Requirements: Could you copy out every line of the listing below, word for word, and omit the pictures?

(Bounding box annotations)
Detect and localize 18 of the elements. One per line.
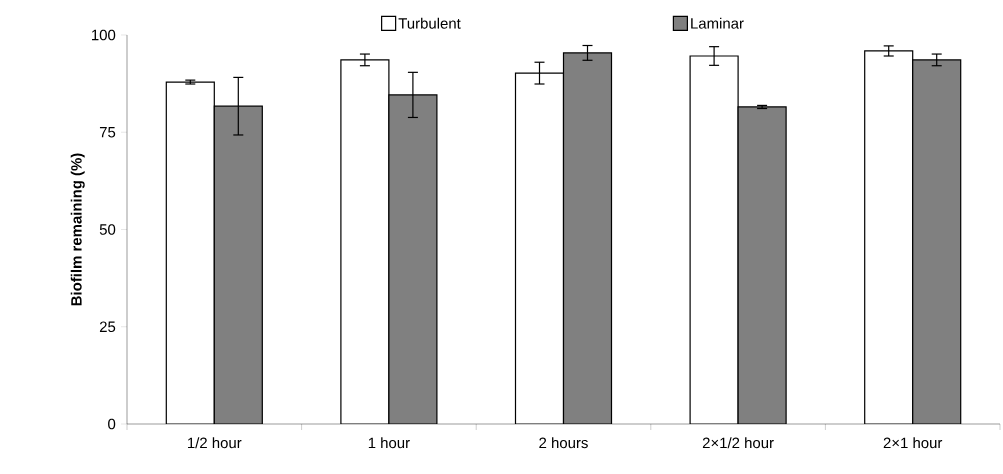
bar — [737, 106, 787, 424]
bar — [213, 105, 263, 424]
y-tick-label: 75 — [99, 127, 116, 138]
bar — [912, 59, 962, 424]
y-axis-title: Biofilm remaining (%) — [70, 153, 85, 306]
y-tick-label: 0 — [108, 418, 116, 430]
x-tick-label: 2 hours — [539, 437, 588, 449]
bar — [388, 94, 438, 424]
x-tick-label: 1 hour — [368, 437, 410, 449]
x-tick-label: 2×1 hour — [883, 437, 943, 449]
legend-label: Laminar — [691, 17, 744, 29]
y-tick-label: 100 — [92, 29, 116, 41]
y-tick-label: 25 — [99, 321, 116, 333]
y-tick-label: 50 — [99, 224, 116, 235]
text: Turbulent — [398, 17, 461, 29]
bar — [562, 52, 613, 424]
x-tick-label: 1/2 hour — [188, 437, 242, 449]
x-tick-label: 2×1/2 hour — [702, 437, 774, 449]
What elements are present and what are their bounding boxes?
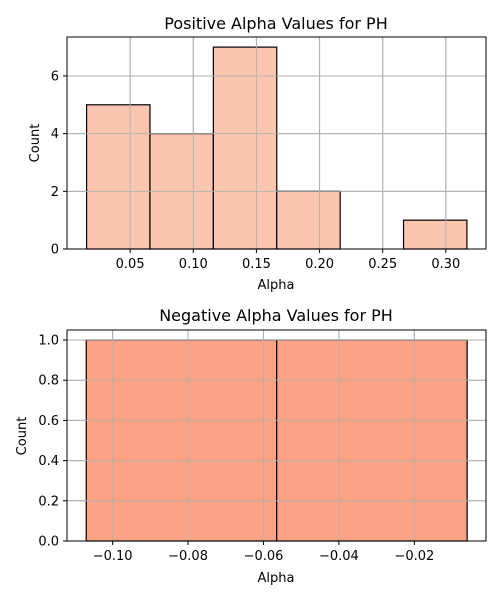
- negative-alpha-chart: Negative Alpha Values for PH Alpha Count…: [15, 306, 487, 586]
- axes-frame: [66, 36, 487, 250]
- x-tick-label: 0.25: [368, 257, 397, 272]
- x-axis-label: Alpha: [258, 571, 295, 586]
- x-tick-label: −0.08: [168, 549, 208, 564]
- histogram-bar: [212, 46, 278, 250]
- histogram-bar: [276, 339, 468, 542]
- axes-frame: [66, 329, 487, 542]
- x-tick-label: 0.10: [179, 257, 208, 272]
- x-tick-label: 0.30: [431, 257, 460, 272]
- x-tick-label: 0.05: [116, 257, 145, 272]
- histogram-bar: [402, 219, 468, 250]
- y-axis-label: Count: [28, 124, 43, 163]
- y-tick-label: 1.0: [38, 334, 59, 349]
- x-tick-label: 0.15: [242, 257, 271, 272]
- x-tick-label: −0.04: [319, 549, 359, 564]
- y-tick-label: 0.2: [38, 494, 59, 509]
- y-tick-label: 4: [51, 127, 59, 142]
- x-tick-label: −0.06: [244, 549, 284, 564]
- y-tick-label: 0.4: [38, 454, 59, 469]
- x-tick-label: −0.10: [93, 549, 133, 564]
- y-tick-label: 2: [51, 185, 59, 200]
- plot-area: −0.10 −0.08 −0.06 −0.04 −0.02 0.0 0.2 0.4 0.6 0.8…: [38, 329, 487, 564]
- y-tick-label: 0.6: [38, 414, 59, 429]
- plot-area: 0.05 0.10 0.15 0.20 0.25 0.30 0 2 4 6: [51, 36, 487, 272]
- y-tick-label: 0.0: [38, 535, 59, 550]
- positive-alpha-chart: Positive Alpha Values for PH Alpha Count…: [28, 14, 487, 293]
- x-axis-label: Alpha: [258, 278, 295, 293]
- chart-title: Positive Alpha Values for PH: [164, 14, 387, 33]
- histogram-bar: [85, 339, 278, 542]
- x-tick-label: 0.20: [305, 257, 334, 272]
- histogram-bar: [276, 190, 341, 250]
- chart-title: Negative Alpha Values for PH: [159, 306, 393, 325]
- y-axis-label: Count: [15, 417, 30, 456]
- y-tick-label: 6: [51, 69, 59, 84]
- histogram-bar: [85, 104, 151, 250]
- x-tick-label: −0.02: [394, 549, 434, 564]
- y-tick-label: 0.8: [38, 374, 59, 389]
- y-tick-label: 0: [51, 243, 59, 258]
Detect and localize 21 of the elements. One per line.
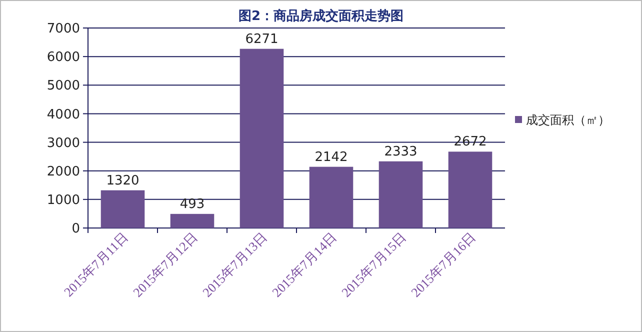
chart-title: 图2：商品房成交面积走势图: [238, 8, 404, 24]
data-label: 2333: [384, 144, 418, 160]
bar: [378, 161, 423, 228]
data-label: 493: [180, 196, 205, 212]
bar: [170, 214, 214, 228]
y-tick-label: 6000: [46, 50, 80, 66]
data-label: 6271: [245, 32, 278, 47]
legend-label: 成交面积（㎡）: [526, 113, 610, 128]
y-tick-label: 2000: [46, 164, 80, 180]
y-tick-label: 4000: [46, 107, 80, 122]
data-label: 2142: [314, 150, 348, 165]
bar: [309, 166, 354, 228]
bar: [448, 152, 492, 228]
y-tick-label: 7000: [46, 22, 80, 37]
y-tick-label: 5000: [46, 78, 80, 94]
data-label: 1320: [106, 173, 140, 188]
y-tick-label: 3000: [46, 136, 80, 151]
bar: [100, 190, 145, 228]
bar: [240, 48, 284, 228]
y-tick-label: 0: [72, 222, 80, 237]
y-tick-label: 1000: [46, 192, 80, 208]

Solution to this task:
Detect and localize 18 of the elements. One per line.
bar — [737, 106, 787, 424]
bar — [213, 105, 263, 424]
y-tick-label: 75 — [99, 127, 116, 138]
bar — [912, 59, 962, 424]
y-axis-title: Biofilm remaining (%) — [70, 153, 85, 306]
y-tick-label: 0 — [108, 418, 116, 430]
x-tick-label: 2 hours — [539, 437, 588, 449]
bar — [388, 94, 438, 424]
x-tick-label: 1 hour — [368, 437, 410, 449]
x-tick-label: 2×1 hour — [883, 437, 943, 449]
legend-label: Laminar — [691, 17, 744, 29]
y-tick-label: 100 — [92, 29, 116, 41]
y-tick-label: 25 — [99, 321, 116, 333]
y-tick-label: 50 — [99, 224, 116, 235]
text: Turbulent — [398, 17, 461, 29]
bar — [562, 52, 613, 424]
x-tick-label: 1/2 hour — [188, 437, 242, 449]
x-tick-label: 2×1/2 hour — [702, 437, 774, 449]
What elements are present and what are their bounding boxes?
- negative-alpha-chart: Negative Alpha Values for PH Alpha Count…: [15, 306, 487, 586]
- axes-frame: [66, 36, 487, 250]
- x-tick-label: 0.25: [368, 257, 397, 272]
- x-axis-label: Alpha: [258, 571, 295, 586]
- x-tick-label: −0.08: [168, 549, 208, 564]
- histogram-bar: [212, 46, 278, 250]
- histogram-bar: [276, 339, 468, 542]
- axes-frame: [66, 329, 487, 542]
- x-tick-label: 0.10: [179, 257, 208, 272]
- x-tick-label: 0.30: [431, 257, 460, 272]
- x-tick-label: 0.05: [116, 257, 145, 272]
- histogram-bar: [402, 219, 468, 250]
- y-axis-label: Count: [28, 124, 43, 163]
- y-tick-label: 1.0: [38, 334, 59, 349]
- x-tick-label: 0.15: [242, 257, 271, 272]
- x-tick-label: −0.04: [319, 549, 359, 564]
- y-tick-label: 0.2: [38, 494, 59, 509]
- y-tick-label: 4: [51, 127, 59, 142]
- x-tick-label: −0.06: [244, 549, 284, 564]
- y-tick-label: 0.4: [38, 454, 59, 469]
- x-tick-label: −0.10: [93, 549, 133, 564]
- y-tick-label: 2: [51, 185, 59, 200]
- plot-area: −0.10 −0.08 −0.06 −0.04 −0.02 0.0 0.2 0.4 0.6 0.8…: [38, 329, 487, 564]
- y-tick-label: 0.6: [38, 414, 59, 429]
- plot-area: 0.05 0.10 0.15 0.20 0.25 0.30 0 2 4 6: [51, 36, 487, 272]
- y-tick-label: 0.0: [38, 535, 59, 550]
- positive-alpha-chart: Positive Alpha Values for PH Alpha Count…: [28, 14, 487, 293]
- x-axis-label: Alpha: [258, 278, 295, 293]
- chart-title: Positive Alpha Values for PH: [164, 14, 387, 33]
- histogram-bar: [85, 339, 278, 542]
- x-tick-label: 0.20: [305, 257, 334, 272]
- histogram-bar: [276, 190, 341, 250]
- chart-title: Negative Alpha Values for PH: [159, 306, 393, 325]
- y-axis-label: Count: [15, 417, 30, 456]
- y-tick-label: 6: [51, 69, 59, 84]
- histogram-bar: [85, 104, 151, 250]
- x-tick-label: −0.02: [394, 549, 434, 564]
- y-tick-label: 0.8: [38, 374, 59, 389]
- y-tick-label: 0: [51, 243, 59, 258]
Detect and localize 21 of the elements. One per line.
chart-title: 图2：商品房成交面积走势图: [238, 8, 404, 24]
data-label: 2333: [384, 144, 418, 160]
bar: [378, 161, 423, 228]
data-label: 493: [180, 196, 205, 212]
bar: [170, 214, 214, 228]
y-tick-label: 6000: [46, 50, 80, 66]
data-label: 6271: [245, 32, 278, 47]
legend-label: 成交面积（㎡）: [526, 113, 610, 128]
y-tick-label: 2000: [46, 164, 80, 180]
y-tick-label: 4000: [46, 107, 80, 122]
data-label: 2142: [314, 150, 348, 165]
bar: [309, 166, 354, 228]
bar: [448, 152, 492, 228]
y-tick-label: 7000: [46, 22, 80, 37]
y-tick-label: 5000: [46, 78, 80, 94]
data-label: 1320: [106, 173, 140, 188]
y-tick-label: 3000: [46, 136, 80, 151]
bar: [100, 190, 145, 228]
bar: [240, 48, 284, 228]
y-tick-label: 0: [72, 222, 80, 237]
y-tick-label: 1000: [46, 192, 80, 208]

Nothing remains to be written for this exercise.